_Set exercise_:
How many lines of the records hold the string "сиротства"? Reply with the number alone.
━━━━━ Dataset extract
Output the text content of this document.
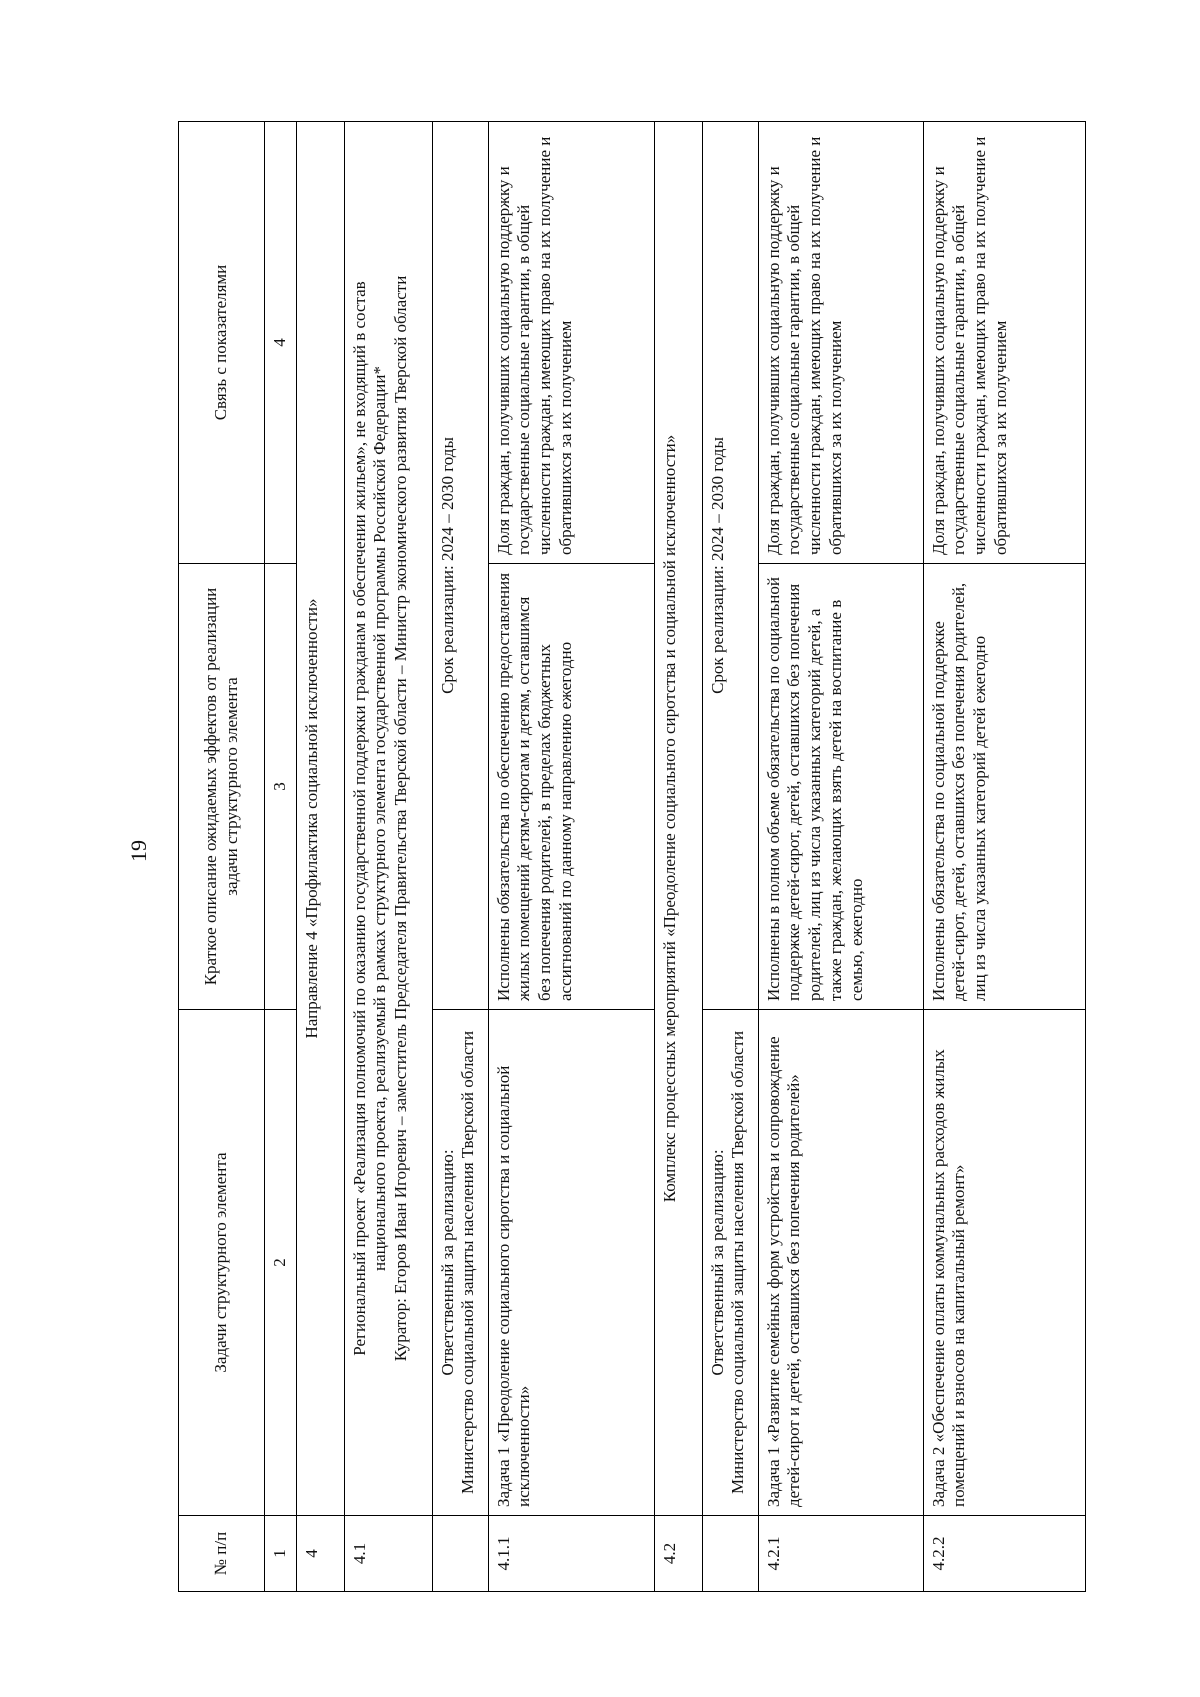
19
№ п/п	Задачи структурного элемента	Краткое описание ожидаемых эффектов от реализации задачи структурного элемента	Связь с показателями
1	2	3	4
4	Направление 4 «Профилактика социальной исключенности»		
4.1	Региональный проект «Реализация полномочий по оказанию государственной поддержки гражданам в обеспечении жильем», не входящий в состав национального проекта, реализуемый в рамках структурного элемента государственной программы Российской Федерации* Куратор: Егоров Иван Игоревич – заместитель Председателя Правительства Тверской области – Министр экономического развития Тверской области		

	Ответственный за реализацию: Министерство социальной защиты населения Тверской области	Срок реализации: 2024 – 2030 годы	
4.1.1	Задача 1 «Преодоление социального сиротства и социальной исключенности»	Исполнены обязательства по обеспечению предоставления жилых помещений детям-сиротам и детям, оставшимся без попечения родителей, в пределах бюджетных ассигнований по данному направлению ежегодно	Доля граждан, получивших социальную поддержку и государственные социальные гарантии, в общей численности граждан, имеющих право на их получение и обратившихся за их получением
4.2	Комплекс процессных мероприятий «Преодоление социального сиротства и социальной исключенности»		

	Ответственный за реализацию: Министерство социальной защиты населения Тверской области	Срок реализации: 2024 – 2030 годы	
4.2.1	Задача 1 «Развитие семейных форм устройства и сопровождение детей-сирот и детей, оставшихся без попечения родителей»	Исполнены в полном объеме обязательства по социальной поддержке детей-сирот, детей, оставшихся без попечения родителей, лиц из числа указанных категорий детей, а также граждан, желающих взять детей на воспитание в семью, ежегодно	Доля граждан, получивших социальную поддержку и государственные социальные гарантии, в общей численности граждан, имеющих право на их получение и обратившихся за их получением
4.2.2	Задача 2 «Обеспечение оплаты коммунальных расходов жилых помещений и взносов на капитальный ремонт»	Исполнены обязательства по социальной поддержке детей-сирот, детей, оставшихся без попечения родителей, лиц из числа указанных категорий детей ежегодно	Доля граждан, получивших социальную поддержку и государственные социальные гарантии, в общей численности граждан, имеющих право на их получение и обратившихся за их получением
━━━━━━━━━━
_Problem solution_:
2